*Given task*: Reproduce the data exactly.
--- START OF Rows ---
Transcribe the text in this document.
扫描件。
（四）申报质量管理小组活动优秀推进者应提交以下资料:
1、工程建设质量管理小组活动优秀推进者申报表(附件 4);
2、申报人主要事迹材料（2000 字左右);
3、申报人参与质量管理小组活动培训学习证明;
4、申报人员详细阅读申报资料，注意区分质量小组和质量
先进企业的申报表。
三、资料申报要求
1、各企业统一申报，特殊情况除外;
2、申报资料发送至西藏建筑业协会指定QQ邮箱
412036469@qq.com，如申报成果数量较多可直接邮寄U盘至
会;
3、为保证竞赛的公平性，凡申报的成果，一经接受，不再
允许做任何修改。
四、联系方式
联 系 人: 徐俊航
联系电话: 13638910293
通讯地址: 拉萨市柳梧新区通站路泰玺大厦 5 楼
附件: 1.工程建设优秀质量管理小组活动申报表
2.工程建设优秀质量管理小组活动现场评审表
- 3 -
--- END OF Rows ---
*Answer*:
Transcribe the text in this document.
扫描件。
（四）申报质量管理小组活动优秀推进者应提交以下资料:
1、工程建设质量管理小组活动优秀推进者申报表(附件 4);
2、申报人主要事迹材料（2000 字左右);
3、申报人参与质量管理小组活动培训学习证明;
4、申报人员详细阅读申报资料，注意区分质量小组和质量
先进企业的申报表。
三、资料申报要求
1、各企业统一申报，特殊情况除外;
2、申报资料发送至西藏建筑业协会指定QQ邮箱
412036469@qq.com，如申报成果数量较多可直接邮寄U盘至
会;
3、为保证竞赛的公平性，凡申报的成果，一经接受，不再
允许做任何修改。
四、联系方式
联 系 人: 徐俊航
联系电话: 13638910293
通讯地址: 拉萨市柳梧新区通站路泰玺大厦 5 楼
附件: 1.工程建设优秀质量管理小组活动申报表
2.工程建设优秀质量管理小组活动现场评审表
- 3 -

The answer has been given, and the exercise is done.